Output each entry below as it stands, leaving out every picture.
## Begin Record excerpts
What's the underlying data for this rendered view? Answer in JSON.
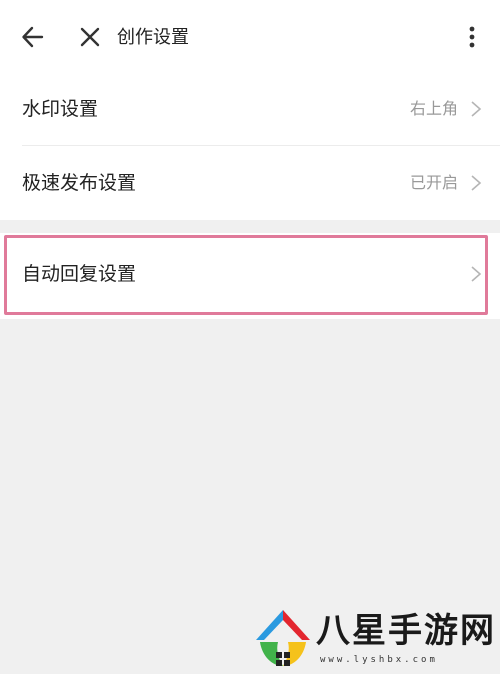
{
  "header": {
    "title": "创作设置",
    "icons": {
      "back": "arrow-left-icon",
      "close": "close-icon",
      "more": "more-vertical-icon"
    }
  },
  "settings": [
    {
      "label": "水印设置",
      "value": "右上角"
    },
    {
      "label": "极速发布设置",
      "value": "已开启"
    },
    {
      "label": "自动回复设置",
      "value": ""
    }
  ],
  "highlight": {
    "color": "#e07a9a"
  },
  "watermark": {
    "title": "八星手游网",
    "url": "www.lyshbx.com"
  },
  "colors": {
    "background": "#f0f0f0",
    "row_text": "#222222",
    "secondary_text": "#999999"
  }
}
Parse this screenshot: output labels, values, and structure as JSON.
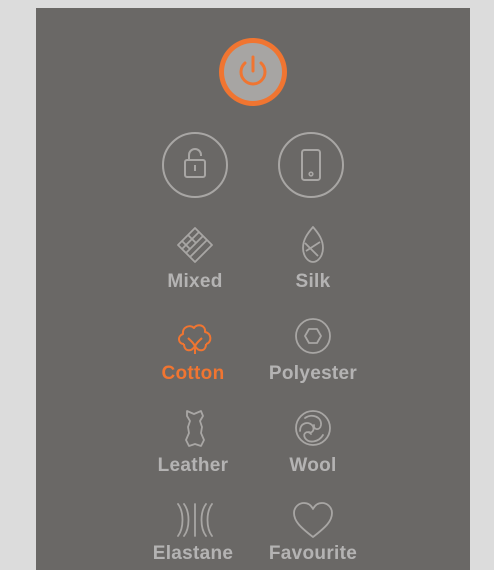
{
  "colors": {
    "panel": "#6a6866",
    "background": "#dcdcdc",
    "accent": "#f07531",
    "inactive": "#cfcfcf"
  },
  "power": {
    "icon": "power-icon",
    "state": "on"
  },
  "top_controls": [
    {
      "name": "lock",
      "icon": "unlock-icon"
    },
    {
      "name": "phone",
      "icon": "phone-icon"
    }
  ],
  "programs": [
    {
      "label": "Mixed",
      "icon": "mixed-fabric-icon",
      "active": false
    },
    {
      "label": "Silk",
      "icon": "silk-icon",
      "active": false
    },
    {
      "label": "Cotton",
      "icon": "cotton-icon",
      "active": true
    },
    {
      "label": "Polyester",
      "icon": "polyester-icon",
      "active": false
    },
    {
      "label": "Leather",
      "icon": "leather-icon",
      "active": false
    },
    {
      "label": "Wool",
      "icon": "wool-icon",
      "active": false
    },
    {
      "label": "Elastane",
      "icon": "elastane-icon",
      "active": false
    },
    {
      "label": "Favourite",
      "icon": "heart-icon",
      "active": false
    }
  ]
}
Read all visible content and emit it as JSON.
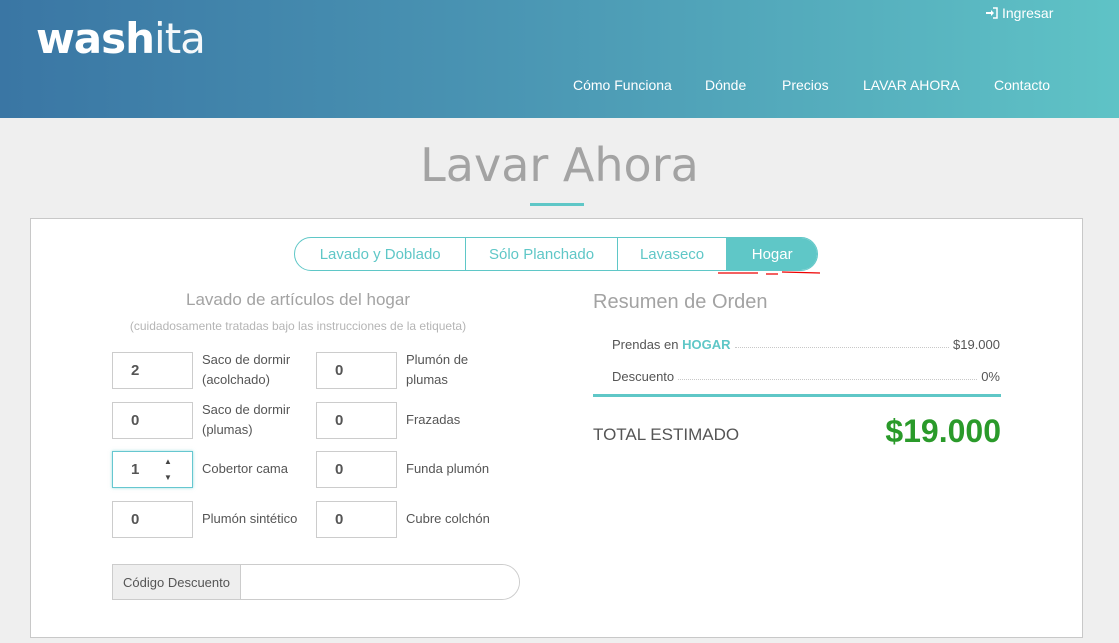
{
  "header": {
    "logo_bold": "wash",
    "logo_light": "ita",
    "login_label": "Ingresar",
    "nav": [
      "Cómo Funciona",
      "Dónde",
      "Precios",
      "LAVAR AHORA",
      "Contacto"
    ]
  },
  "page": {
    "title": "Lavar Ahora"
  },
  "tabs": [
    {
      "label": "Lavado y Doblado"
    },
    {
      "label": "Sólo Planchado"
    },
    {
      "label": "Lavaseco"
    },
    {
      "label": "Hogar",
      "active": true
    }
  ],
  "section": {
    "title": "Lavado de artículos del hogar",
    "subtitle": "(cuidadosamente tratadas bajo las instrucciones de la etiqueta)"
  },
  "items": [
    {
      "qty": "2",
      "label": "Saco de dormir (acolchado)"
    },
    {
      "qty": "0",
      "label": "Plumón de plumas"
    },
    {
      "qty": "0",
      "label": "Saco de dormir (plumas)"
    },
    {
      "qty": "0",
      "label": "Frazadas"
    },
    {
      "qty": "1",
      "label": "Cobertor cama"
    },
    {
      "qty": "0",
      "label": "Funda plumón"
    },
    {
      "qty": "0",
      "label": "Plumón sintético"
    },
    {
      "qty": "0",
      "label": "Cubre colchón"
    }
  ],
  "discount": {
    "label": "Código Descuento",
    "value": ""
  },
  "summary": {
    "title": "Resumen de Orden",
    "garments_label": "Prendas en",
    "garments_category": "HOGAR",
    "garments_value": "$19.000",
    "discount_label": "Descuento",
    "discount_value": "0%",
    "total_label": "TOTAL ESTIMADO",
    "total_value": "$19.000"
  },
  "colors": {
    "accent": "#5fc7c7",
    "total": "#2a9a2a",
    "header_start": "#3a76a4",
    "header_end": "#5fc3c6"
  }
}
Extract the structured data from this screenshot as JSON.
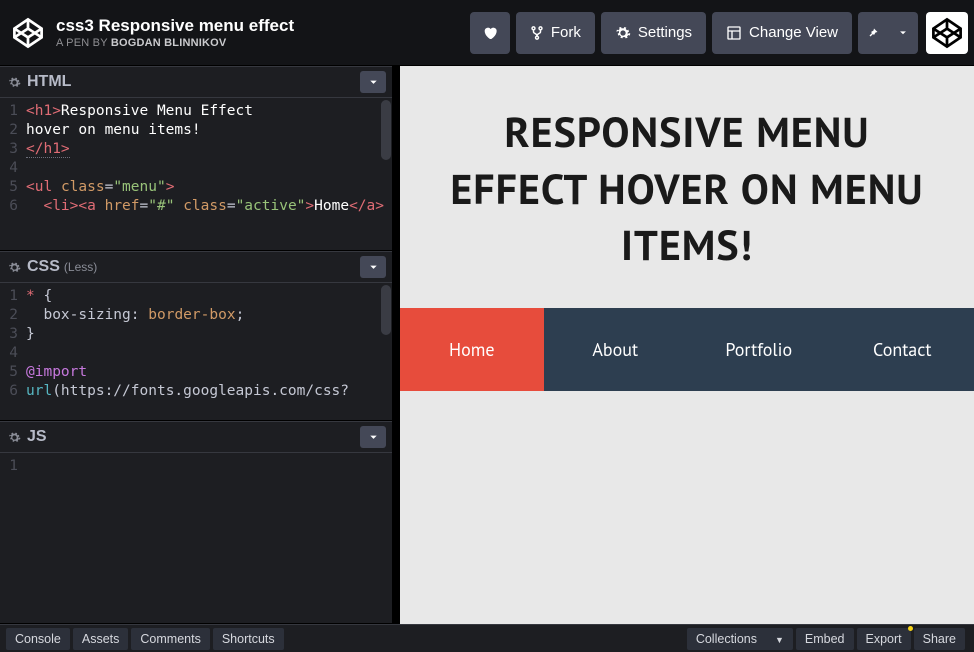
{
  "header": {
    "title": "css3 Responsive menu effect",
    "byline_prefix": "A PEN BY",
    "author": "Bogdan Blinnikov",
    "buttons": {
      "fork": "Fork",
      "settings": "Settings",
      "change_view": "Change View"
    }
  },
  "editors": {
    "html": {
      "title": "HTML",
      "lines": [
        {
          "n": "1",
          "html": "<span class='t-tag'>&lt;h1&gt;</span><span class='t-text'>Responsive Menu Effect</span>"
        },
        {
          "n": "2",
          "html": "<span class='t-text'>hover on menu items!</span>"
        },
        {
          "n": "3",
          "html": "<span class='t-tag t-close'>&lt;/h1&gt;</span>"
        },
        {
          "n": "4",
          "html": ""
        },
        {
          "n": "5",
          "html": "<span class='t-tag'>&lt;ul</span> <span class='t-attr'>class</span>=<span class='t-str'>\"menu\"</span><span class='t-tag'>&gt;</span>"
        },
        {
          "n": "6",
          "html": "  <span class='t-tag'>&lt;li&gt;&lt;a</span> <span class='t-attr'>href</span>=<span class='t-str'>\"#\"</span> <span class='t-attr'>class</span>=<span class='t-str'>\"active\"</span><span class='t-tag'>&gt;</span><span class='t-text'>Home</span><span class='t-tag'>&lt;/a&gt;</span>"
        }
      ]
    },
    "css": {
      "title": "CSS",
      "subtitle": "(Less)",
      "lines": [
        {
          "n": "1",
          "html": "<span class='t-tag'>*</span> {"
        },
        {
          "n": "2",
          "html": "  <span class='t-prop'>box-sizing</span>: <span class='t-val'>border-box</span>;"
        },
        {
          "n": "3",
          "html": "}"
        },
        {
          "n": "4",
          "html": ""
        },
        {
          "n": "5",
          "html": "<span class='t-key'>@import</span>"
        },
        {
          "n": "6",
          "html": "<span class='t-url'>url</span>(https://fonts.googleapis.com/css?"
        }
      ]
    },
    "js": {
      "title": "JS",
      "lines": [
        {
          "n": "1",
          "html": ""
        }
      ]
    }
  },
  "preview": {
    "heading": "RESPONSIVE MENU EFFECT HOVER ON MENU ITEMS!",
    "menu": [
      "Home",
      "About",
      "Portfolio",
      "Contact"
    ],
    "active_index": 0
  },
  "footer": {
    "left": [
      "Console",
      "Assets",
      "Comments",
      "Shortcuts"
    ],
    "right": [
      "Collections",
      "Embed",
      "Export",
      "Share"
    ]
  }
}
## End Record excerpts
* Written response *
What's the underlying data for this rendered view? Answer in JSON.
{
  "header": {
    "title": "创作设置",
    "icons": {
      "back": "arrow-left-icon",
      "close": "close-icon",
      "more": "more-vertical-icon"
    }
  },
  "settings": [
    {
      "label": "水印设置",
      "value": "右上角"
    },
    {
      "label": "极速发布设置",
      "value": "已开启"
    },
    {
      "label": "自动回复设置",
      "value": ""
    }
  ],
  "highlight": {
    "color": "#e07a9a"
  },
  "watermark": {
    "title": "八星手游网",
    "url": "www.lyshbx.com"
  },
  "colors": {
    "background": "#f0f0f0",
    "row_text": "#222222",
    "secondary_text": "#999999"
  }
}
Parse this screenshot: output labels, values, and structure as JSON.
{
  "colors": {
    "panel": "#6a6866",
    "background": "#dcdcdc",
    "accent": "#f07531",
    "inactive": "#cfcfcf"
  },
  "power": {
    "icon": "power-icon",
    "state": "on"
  },
  "top_controls": [
    {
      "name": "lock",
      "icon": "unlock-icon"
    },
    {
      "name": "phone",
      "icon": "phone-icon"
    }
  ],
  "programs": [
    {
      "label": "Mixed",
      "icon": "mixed-fabric-icon",
      "active": false
    },
    {
      "label": "Silk",
      "icon": "silk-icon",
      "active": false
    },
    {
      "label": "Cotton",
      "icon": "cotton-icon",
      "active": true
    },
    {
      "label": "Polyester",
      "icon": "polyester-icon",
      "active": false
    },
    {
      "label": "Leather",
      "icon": "leather-icon",
      "active": false
    },
    {
      "label": "Wool",
      "icon": "wool-icon",
      "active": false
    },
    {
      "label": "Elastane",
      "icon": "elastane-icon",
      "active": false
    },
    {
      "label": "Favourite",
      "icon": "heart-icon",
      "active": false
    }
  ]
}
Read all visible content and emit it as JSON.
{
  "header": {
    "logo_bold": "wash",
    "logo_light": "ita",
    "login_label": "Ingresar",
    "nav": [
      "Cómo Funciona",
      "Dónde",
      "Precios",
      "LAVAR AHORA",
      "Contacto"
    ]
  },
  "page": {
    "title": "Lavar Ahora"
  },
  "tabs": [
    {
      "label": "Lavado y Doblado"
    },
    {
      "label": "Sólo Planchado"
    },
    {
      "label": "Lavaseco"
    },
    {
      "label": "Hogar",
      "active": true
    }
  ],
  "section": {
    "title": "Lavado de artículos del hogar",
    "subtitle": "(cuidadosamente tratadas bajo las instrucciones de la etiqueta)"
  },
  "items": [
    {
      "qty": "2",
      "label": "Saco de dormir (acolchado)"
    },
    {
      "qty": "0",
      "label": "Plumón de plumas"
    },
    {
      "qty": "0",
      "label": "Saco de dormir (plumas)"
    },
    {
      "qty": "0",
      "label": "Frazadas"
    },
    {
      "qty": "1",
      "label": "Cobertor cama"
    },
    {
      "qty": "0",
      "label": "Funda plumón"
    },
    {
      "qty": "0",
      "label": "Plumón sintético"
    },
    {
      "qty": "0",
      "label": "Cubre colchón"
    }
  ],
  "discount": {
    "label": "Código Descuento",
    "value": ""
  },
  "summary": {
    "title": "Resumen de Orden",
    "garments_label": "Prendas en",
    "garments_category": "HOGAR",
    "garments_value": "$19.000",
    "discount_label": "Descuento",
    "discount_value": "0%",
    "total_label": "TOTAL ESTIMADO",
    "total_value": "$19.000"
  },
  "colors": {
    "accent": "#5fc7c7",
    "total": "#2a9a2a",
    "header_start": "#3a76a4",
    "header_end": "#5fc3c6"
  }
}
Extract the structured data from this screenshot as JSON.
{
  "header": {
    "title": "css3 Responsive menu effect",
    "byline_prefix": "A PEN BY",
    "author": "Bogdan Blinnikov",
    "buttons": {
      "fork": "Fork",
      "settings": "Settings",
      "change_view": "Change View"
    }
  },
  "editors": {
    "html": {
      "title": "HTML",
      "lines": [
        {
          "n": "1",
          "html": "<span class='t-tag'>&lt;h1&gt;</span><span class='t-text'>Responsive Menu Effect</span>"
        },
        {
          "n": "2",
          "html": "<span class='t-text'>hover on menu items!</span>"
        },
        {
          "n": "3",
          "html": "<span class='t-tag t-close'>&lt;/h1&gt;</span>"
        },
        {
          "n": "4",
          "html": ""
        },
        {
          "n": "5",
          "html": "<span class='t-tag'>&lt;ul</span> <span class='t-attr'>class</span>=<span class='t-str'>\"menu\"</span><span class='t-tag'>&gt;</span>"
        },
        {
          "n": "6",
          "html": "  <span class='t-tag'>&lt;li&gt;&lt;a</span> <span class='t-attr'>href</span>=<span class='t-str'>\"#\"</span> <span class='t-attr'>class</span>=<span class='t-str'>\"active\"</span><span class='t-tag'>&gt;</span><span class='t-text'>Home</span><span class='t-tag'>&lt;/a&gt;</span>"
        }
      ]
    },
    "css": {
      "title": "CSS",
      "subtitle": "(Less)",
      "lines": [
        {
          "n": "1",
          "html": "<span class='t-tag'>*</span> {"
        },
        {
          "n": "2",
          "html": "  <span class='t-prop'>box-sizing</span>: <span class='t-val'>border-box</span>;"
        },
        {
          "n": "3",
          "html": "}"
        },
        {
          "n": "4",
          "html": ""
        },
        {
          "n": "5",
          "html": "<span class='t-key'>@import</span>"
        },
        {
          "n": "6",
          "html": "<span class='t-url'>url</span>(https://fonts.googleapis.com/css?"
        }
      ]
    },
    "js": {
      "title": "JS",
      "lines": [
        {
          "n": "1",
          "html": ""
        }
      ]
    }
  },
  "preview": {
    "heading": "RESPONSIVE MENU EFFECT HOVER ON MENU ITEMS!",
    "menu": [
      "Home",
      "About",
      "Portfolio",
      "Contact"
    ],
    "active_index": 0
  },
  "footer": {
    "left": [
      "Console",
      "Assets",
      "Comments",
      "Shortcuts"
    ],
    "right": [
      "Collections",
      "Embed",
      "Export",
      "Share"
    ]
  }
}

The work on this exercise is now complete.